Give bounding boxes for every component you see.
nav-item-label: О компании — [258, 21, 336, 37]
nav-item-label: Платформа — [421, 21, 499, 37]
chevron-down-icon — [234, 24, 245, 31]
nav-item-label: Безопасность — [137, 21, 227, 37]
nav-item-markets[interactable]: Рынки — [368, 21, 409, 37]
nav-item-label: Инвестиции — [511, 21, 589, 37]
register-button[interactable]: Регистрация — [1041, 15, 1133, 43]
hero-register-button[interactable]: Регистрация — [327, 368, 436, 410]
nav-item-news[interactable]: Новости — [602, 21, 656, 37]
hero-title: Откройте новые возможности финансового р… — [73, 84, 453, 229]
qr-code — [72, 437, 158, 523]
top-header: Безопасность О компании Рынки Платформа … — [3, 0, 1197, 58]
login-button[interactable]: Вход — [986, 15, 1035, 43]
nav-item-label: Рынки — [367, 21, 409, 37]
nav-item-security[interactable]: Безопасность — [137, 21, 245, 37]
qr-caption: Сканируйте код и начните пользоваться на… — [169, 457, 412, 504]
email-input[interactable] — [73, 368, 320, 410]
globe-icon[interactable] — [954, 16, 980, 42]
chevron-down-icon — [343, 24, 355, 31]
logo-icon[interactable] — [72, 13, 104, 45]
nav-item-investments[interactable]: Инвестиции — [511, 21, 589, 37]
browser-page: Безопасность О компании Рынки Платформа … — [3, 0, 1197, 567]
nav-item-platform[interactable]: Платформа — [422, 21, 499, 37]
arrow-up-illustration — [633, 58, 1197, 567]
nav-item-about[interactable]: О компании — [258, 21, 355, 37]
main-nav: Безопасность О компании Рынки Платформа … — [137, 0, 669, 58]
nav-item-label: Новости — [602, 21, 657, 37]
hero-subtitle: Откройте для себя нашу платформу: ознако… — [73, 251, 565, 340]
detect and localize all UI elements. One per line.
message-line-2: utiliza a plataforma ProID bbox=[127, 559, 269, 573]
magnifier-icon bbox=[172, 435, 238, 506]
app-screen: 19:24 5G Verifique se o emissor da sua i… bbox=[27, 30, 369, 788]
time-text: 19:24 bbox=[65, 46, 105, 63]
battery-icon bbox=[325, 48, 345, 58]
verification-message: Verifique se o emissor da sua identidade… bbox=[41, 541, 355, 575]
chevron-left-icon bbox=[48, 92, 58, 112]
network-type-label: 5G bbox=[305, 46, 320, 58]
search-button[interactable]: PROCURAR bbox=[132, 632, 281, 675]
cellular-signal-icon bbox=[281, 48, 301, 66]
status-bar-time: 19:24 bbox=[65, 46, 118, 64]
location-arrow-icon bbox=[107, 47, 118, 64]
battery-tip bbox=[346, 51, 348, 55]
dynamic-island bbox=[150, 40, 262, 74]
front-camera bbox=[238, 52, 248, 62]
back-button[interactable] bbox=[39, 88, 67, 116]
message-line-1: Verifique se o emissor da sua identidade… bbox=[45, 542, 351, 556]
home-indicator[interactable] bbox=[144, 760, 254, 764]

Problem to work on: Count the lines in the listing above that contain the string "icon", and give only the number.

Reply: 9